#### [Aim]
Reproduce the passage on the Garin de Monglane cycle below word for word, beginning at "La Geste de Garin de Monglane is" and continuing through "William of Gellone.".

#### [Selection]
__________________________________________________
= La Geste de Garin de Monglane =

Second cycle of the early "chansons de geste"

La Geste de Garin de Monglane is the second cycle of the three great cycles of chansons de geste created in the early days of the genre. It centres on Garin de Monglane. One of its main characters is William of Gellone.

==The cycle==

The cycle of Guillaume has more unity than the other great cycles of Charlemagne or of Doon de Mayence, the various poems which compose it forming branches of the main story rather than independent epic poems. There exist numerous cyclic manuscripts in which there is an attempt at presenting a continuous histoire poétique of Guillaume and his family. Manuscript Royal 20 D xi. in the British Library contains eighteen chansons of the cycle.
__________________________________________________
#### [Raw data]

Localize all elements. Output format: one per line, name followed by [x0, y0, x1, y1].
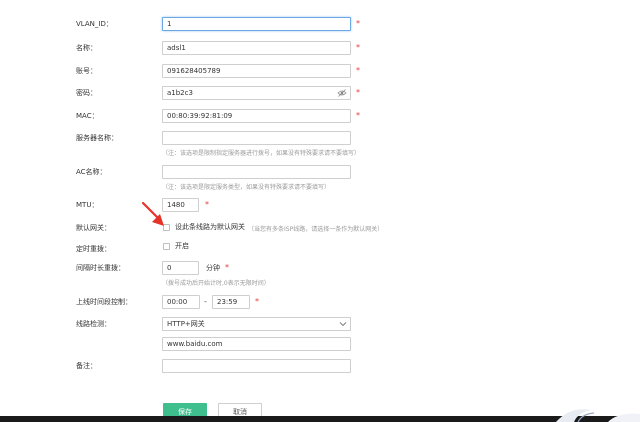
mtu-label: MTU： — [76, 201, 99, 209]
server-name-label: 服务器名称： — [76, 134, 118, 142]
scheduled-redial-checkbox[interactable] — [163, 243, 170, 250]
account-required-mark: * — [356, 66, 360, 75]
scheduled-redial-checkbox-label: 开启 — [175, 242, 189, 250]
ac-name-input[interactable] — [162, 165, 351, 179]
password-field[interactable]: a1b2c3 — [162, 86, 351, 100]
mac-label: MAC： — [76, 112, 99, 120]
name-label: 名称： — [76, 44, 97, 52]
server-name-hint: （注：该选项是限制指定服务器进行拨号，如果没有特殊要求请不要填写） — [162, 150, 361, 157]
interval-required-mark: * — [225, 263, 229, 272]
ac-name-label: AC名称： — [76, 168, 107, 176]
hide-password-icon[interactable] — [337, 88, 347, 98]
remark-label: 备注： — [76, 362, 97, 370]
vlan-id-label: VLAN_ID： — [76, 20, 113, 28]
name-input[interactable] — [162, 41, 351, 55]
password-required-mark: * — [356, 88, 360, 97]
interval-unit: 分钟 — [206, 264, 220, 272]
scheduled-redial-label: 定时重拨： — [76, 245, 111, 253]
line-detect-label: 线路检测： — [76, 320, 111, 328]
line-detect-selected: HTTP+网关 — [167, 320, 205, 328]
remark-input[interactable] — [162, 359, 351, 373]
mac-input[interactable] — [162, 109, 351, 123]
online-time-separator: - — [204, 297, 207, 306]
online-time-end-input[interactable] — [212, 295, 250, 309]
line-detect-select[interactable]: HTTP+网关 — [162, 317, 351, 331]
vlan-id-input[interactable] — [162, 17, 351, 31]
ac-name-hint: （注：该选项是限定服务类型，如果没有特殊要求请不要填写） — [162, 184, 331, 191]
corner-decoration-icon — [556, 409, 640, 422]
bottom-bar — [0, 416, 640, 422]
online-time-start-input[interactable] — [162, 295, 200, 309]
line-detect-url-input[interactable] — [162, 337, 351, 351]
vlan-id-required-mark: * — [356, 19, 360, 28]
chevron-down-icon — [339, 322, 347, 327]
online-time-required-mark: * — [255, 297, 259, 306]
annotation-arrow-icon — [141, 201, 164, 226]
default-gateway-hint: （当您有多条ISP线路，请选择一条作为默认网关） — [248, 226, 384, 233]
server-name-input[interactable] — [162, 131, 351, 145]
account-input[interactable] — [162, 64, 351, 78]
default-gateway-checkbox-label: 设此条线路为默认网关 — [175, 223, 245, 231]
name-required-mark: * — [356, 43, 360, 52]
online-time-label: 上线时间段控制： — [76, 298, 132, 306]
interval-redial-input[interactable] — [162, 261, 199, 275]
mac-required-mark: * — [356, 111, 360, 120]
mtu-required-mark: * — [205, 200, 209, 209]
password-label: 密码： — [76, 89, 97, 97]
password-value: a1b2c3 — [167, 89, 193, 97]
interval-redial-label: 间隔时长重拨： — [76, 264, 125, 272]
default-gateway-label: 默认网关： — [76, 224, 111, 232]
account-label: 账号： — [76, 67, 97, 75]
interval-redial-hint: （拨号成功后开始计时,0表示无限时间） — [162, 280, 270, 287]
__________________________________________________
#### [The completed task]
La Geste de Garin de Monglane is the second cycle of the three great cycles of chansons de geste created in the early days of the genre. It centres on Garin de Monglane. One of its main characters is William of Gellone.